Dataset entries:
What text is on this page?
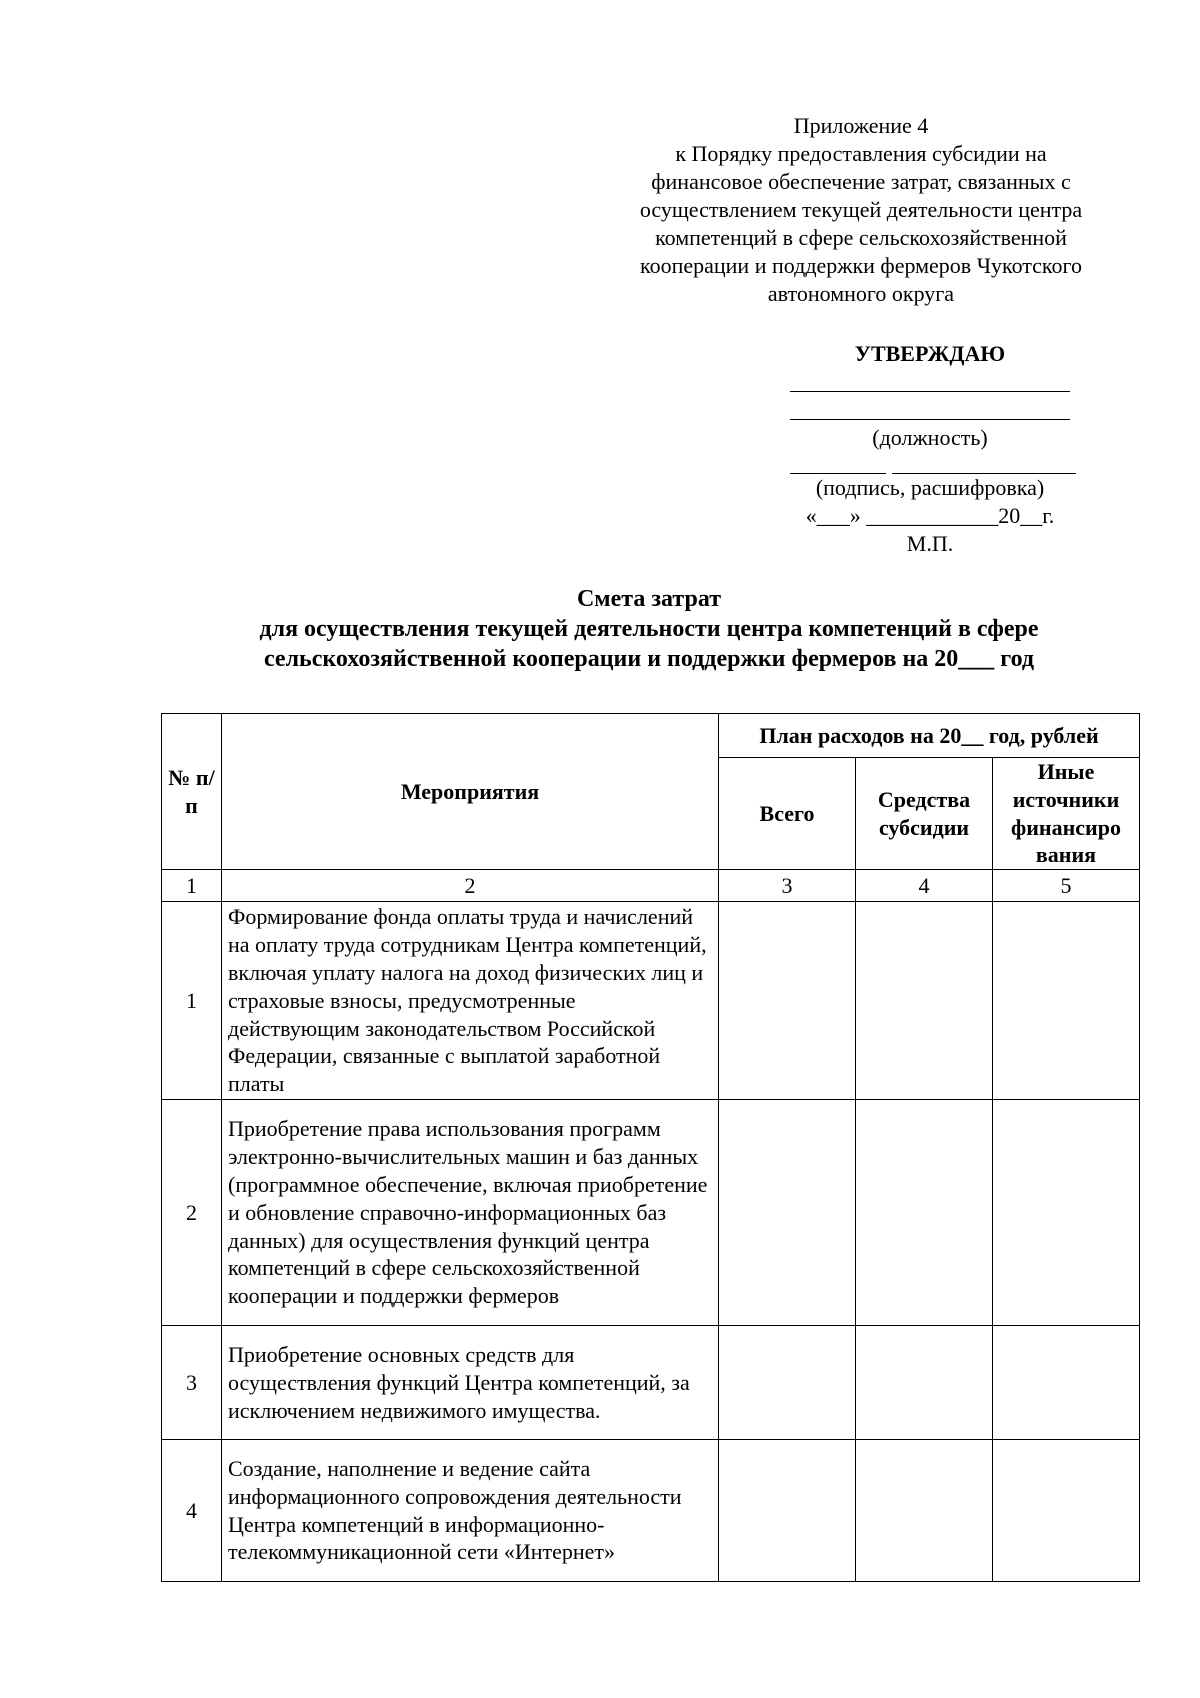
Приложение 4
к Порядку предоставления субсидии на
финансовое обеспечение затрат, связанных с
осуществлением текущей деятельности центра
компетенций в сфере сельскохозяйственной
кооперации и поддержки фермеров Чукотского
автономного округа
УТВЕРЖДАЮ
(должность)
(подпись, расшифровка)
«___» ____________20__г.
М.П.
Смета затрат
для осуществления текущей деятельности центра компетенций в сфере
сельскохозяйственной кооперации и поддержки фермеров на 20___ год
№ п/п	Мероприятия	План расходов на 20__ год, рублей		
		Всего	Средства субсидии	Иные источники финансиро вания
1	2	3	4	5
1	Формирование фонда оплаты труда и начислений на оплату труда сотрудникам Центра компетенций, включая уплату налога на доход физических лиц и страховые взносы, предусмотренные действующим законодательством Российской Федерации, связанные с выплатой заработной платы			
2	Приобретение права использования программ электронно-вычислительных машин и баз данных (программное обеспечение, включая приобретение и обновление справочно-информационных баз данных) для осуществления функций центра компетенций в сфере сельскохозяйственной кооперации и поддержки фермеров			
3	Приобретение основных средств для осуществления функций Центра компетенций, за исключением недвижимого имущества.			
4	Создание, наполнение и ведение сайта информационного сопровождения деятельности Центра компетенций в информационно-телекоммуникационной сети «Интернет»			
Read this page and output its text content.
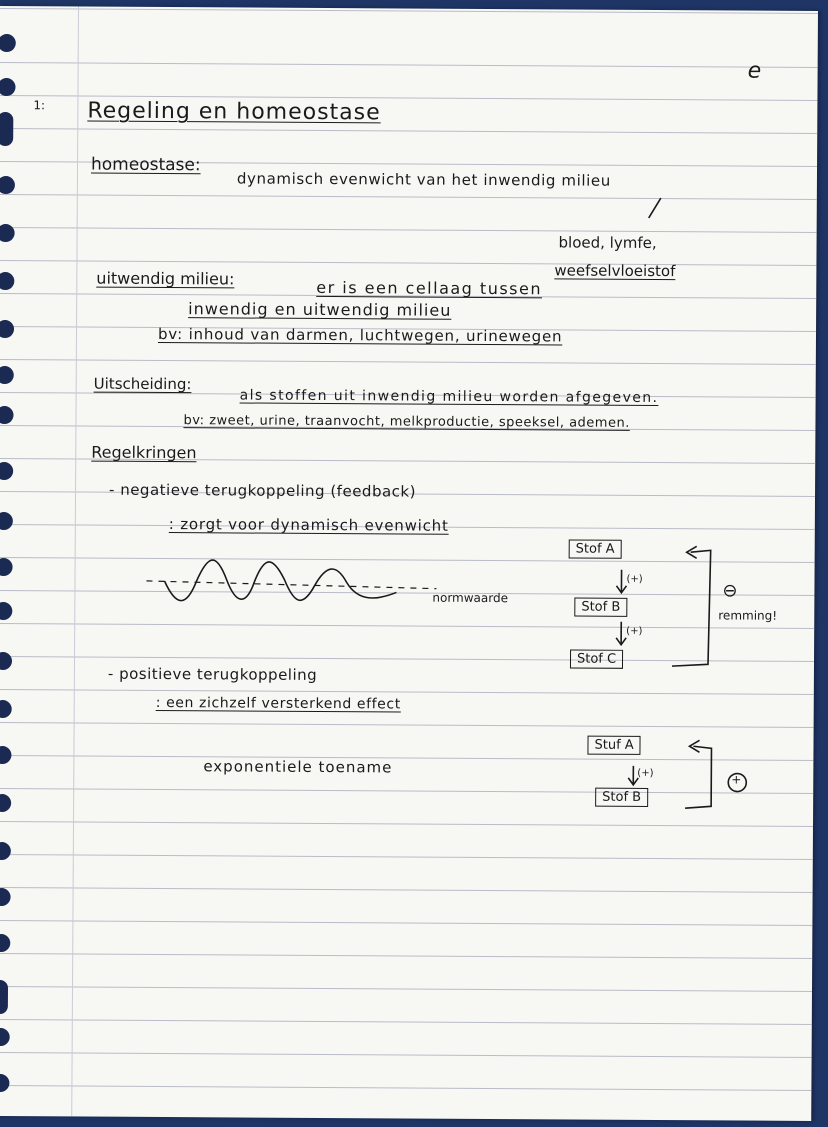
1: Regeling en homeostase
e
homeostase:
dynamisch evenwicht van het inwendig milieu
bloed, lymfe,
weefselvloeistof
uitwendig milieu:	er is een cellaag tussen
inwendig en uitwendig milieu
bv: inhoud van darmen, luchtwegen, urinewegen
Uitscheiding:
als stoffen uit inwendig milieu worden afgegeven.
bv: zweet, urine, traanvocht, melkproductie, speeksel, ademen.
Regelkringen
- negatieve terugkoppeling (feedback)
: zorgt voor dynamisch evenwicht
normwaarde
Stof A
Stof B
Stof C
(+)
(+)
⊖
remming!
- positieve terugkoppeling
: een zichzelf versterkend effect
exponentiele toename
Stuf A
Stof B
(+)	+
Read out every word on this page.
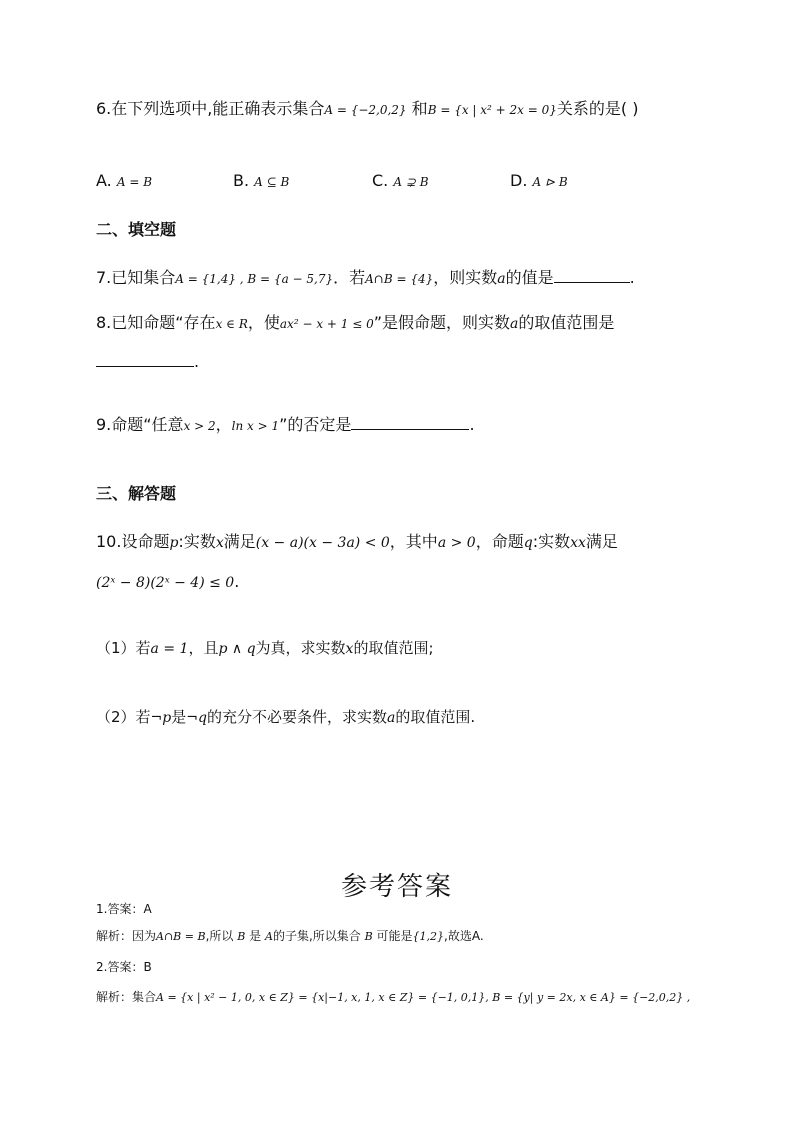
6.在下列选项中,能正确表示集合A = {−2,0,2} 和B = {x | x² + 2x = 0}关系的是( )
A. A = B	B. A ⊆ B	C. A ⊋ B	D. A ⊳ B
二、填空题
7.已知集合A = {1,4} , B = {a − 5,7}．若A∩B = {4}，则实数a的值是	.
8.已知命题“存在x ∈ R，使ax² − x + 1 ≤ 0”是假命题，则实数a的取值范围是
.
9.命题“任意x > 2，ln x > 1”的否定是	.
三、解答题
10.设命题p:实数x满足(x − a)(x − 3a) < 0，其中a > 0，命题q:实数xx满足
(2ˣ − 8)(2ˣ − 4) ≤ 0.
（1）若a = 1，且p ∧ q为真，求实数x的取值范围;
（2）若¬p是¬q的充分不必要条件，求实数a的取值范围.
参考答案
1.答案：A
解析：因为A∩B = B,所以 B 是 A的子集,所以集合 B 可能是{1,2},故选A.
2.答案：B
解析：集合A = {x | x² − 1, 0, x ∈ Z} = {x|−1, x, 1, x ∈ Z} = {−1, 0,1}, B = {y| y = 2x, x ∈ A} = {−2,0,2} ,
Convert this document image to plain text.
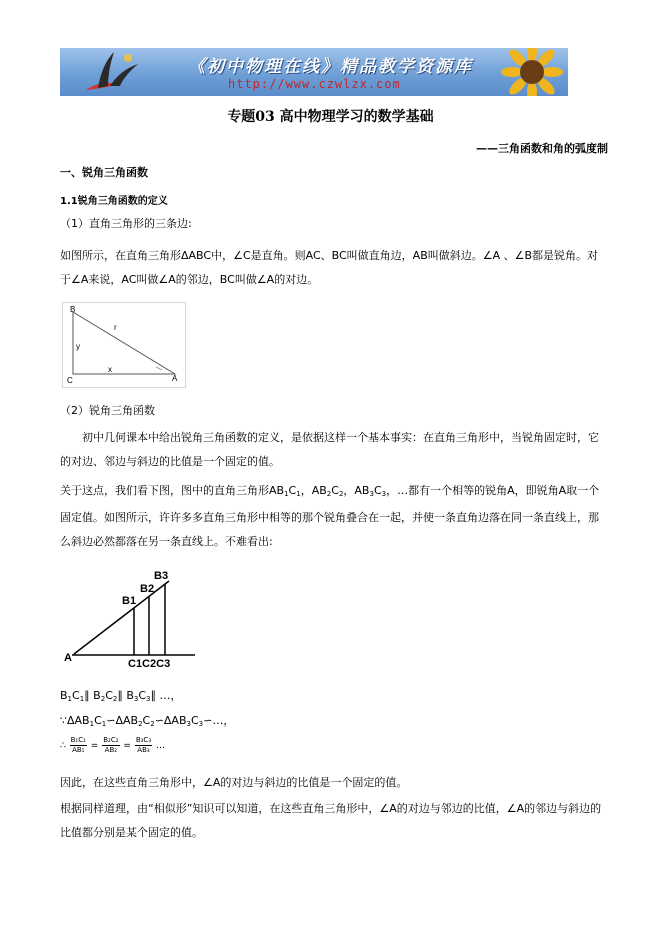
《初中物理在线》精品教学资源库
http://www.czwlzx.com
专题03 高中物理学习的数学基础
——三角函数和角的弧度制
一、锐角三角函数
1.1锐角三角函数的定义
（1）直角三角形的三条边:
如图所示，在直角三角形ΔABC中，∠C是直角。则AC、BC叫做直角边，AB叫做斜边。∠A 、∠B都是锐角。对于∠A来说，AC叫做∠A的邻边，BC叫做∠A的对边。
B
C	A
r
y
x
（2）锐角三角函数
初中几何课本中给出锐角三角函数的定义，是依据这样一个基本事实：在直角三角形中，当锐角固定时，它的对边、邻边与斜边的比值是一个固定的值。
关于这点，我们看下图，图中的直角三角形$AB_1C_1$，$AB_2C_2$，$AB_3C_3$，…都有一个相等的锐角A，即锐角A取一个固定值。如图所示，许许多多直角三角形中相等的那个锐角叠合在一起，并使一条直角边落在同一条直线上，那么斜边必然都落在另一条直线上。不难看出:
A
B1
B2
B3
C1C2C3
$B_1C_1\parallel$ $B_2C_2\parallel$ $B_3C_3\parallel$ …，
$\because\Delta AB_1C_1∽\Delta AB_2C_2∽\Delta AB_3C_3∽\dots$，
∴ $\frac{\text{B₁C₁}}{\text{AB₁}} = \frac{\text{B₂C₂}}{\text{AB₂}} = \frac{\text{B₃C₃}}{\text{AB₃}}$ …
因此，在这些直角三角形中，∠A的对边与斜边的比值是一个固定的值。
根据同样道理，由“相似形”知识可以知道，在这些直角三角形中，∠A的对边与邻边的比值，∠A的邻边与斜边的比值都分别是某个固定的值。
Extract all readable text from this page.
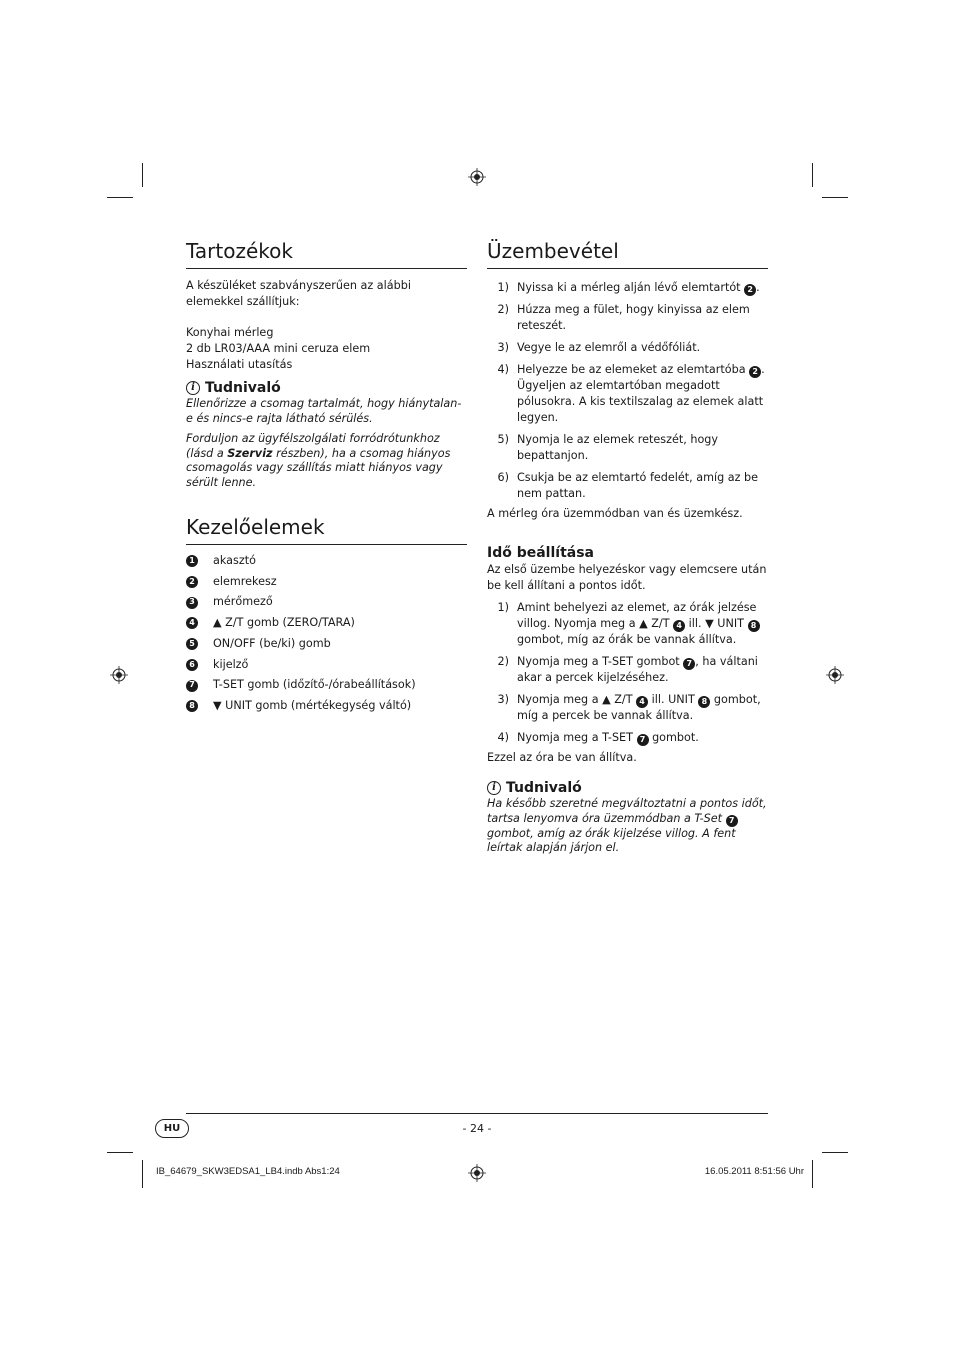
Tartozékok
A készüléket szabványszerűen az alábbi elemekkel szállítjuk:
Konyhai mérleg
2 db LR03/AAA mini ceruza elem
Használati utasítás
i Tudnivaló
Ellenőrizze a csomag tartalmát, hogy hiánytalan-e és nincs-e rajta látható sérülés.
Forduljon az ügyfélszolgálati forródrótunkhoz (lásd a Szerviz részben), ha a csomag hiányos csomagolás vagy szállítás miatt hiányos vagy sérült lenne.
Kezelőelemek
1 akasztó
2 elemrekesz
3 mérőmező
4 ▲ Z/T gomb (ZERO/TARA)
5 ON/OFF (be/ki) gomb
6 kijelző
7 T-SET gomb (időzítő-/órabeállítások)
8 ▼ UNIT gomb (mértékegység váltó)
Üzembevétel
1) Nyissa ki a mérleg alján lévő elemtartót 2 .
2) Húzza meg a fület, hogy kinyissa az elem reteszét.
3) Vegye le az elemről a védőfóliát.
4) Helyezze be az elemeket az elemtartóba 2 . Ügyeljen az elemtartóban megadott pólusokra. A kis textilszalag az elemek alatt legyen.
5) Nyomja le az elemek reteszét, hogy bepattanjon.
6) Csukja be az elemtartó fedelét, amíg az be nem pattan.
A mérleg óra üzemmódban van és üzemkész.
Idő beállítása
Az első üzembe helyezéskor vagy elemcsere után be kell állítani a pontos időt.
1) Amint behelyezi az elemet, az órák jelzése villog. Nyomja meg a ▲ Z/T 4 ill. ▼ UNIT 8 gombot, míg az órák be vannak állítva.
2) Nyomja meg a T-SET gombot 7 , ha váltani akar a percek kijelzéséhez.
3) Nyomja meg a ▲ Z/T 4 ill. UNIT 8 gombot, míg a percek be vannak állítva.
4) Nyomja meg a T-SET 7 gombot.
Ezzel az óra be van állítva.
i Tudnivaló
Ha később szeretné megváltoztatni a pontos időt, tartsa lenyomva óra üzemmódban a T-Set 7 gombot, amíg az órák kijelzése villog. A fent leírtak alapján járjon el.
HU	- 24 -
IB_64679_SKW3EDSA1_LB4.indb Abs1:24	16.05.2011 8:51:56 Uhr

■ Description of the task: Tally the lines of the data that hold the string "Приобретение". Answer with the number and nothing more.

■ Correct output: 2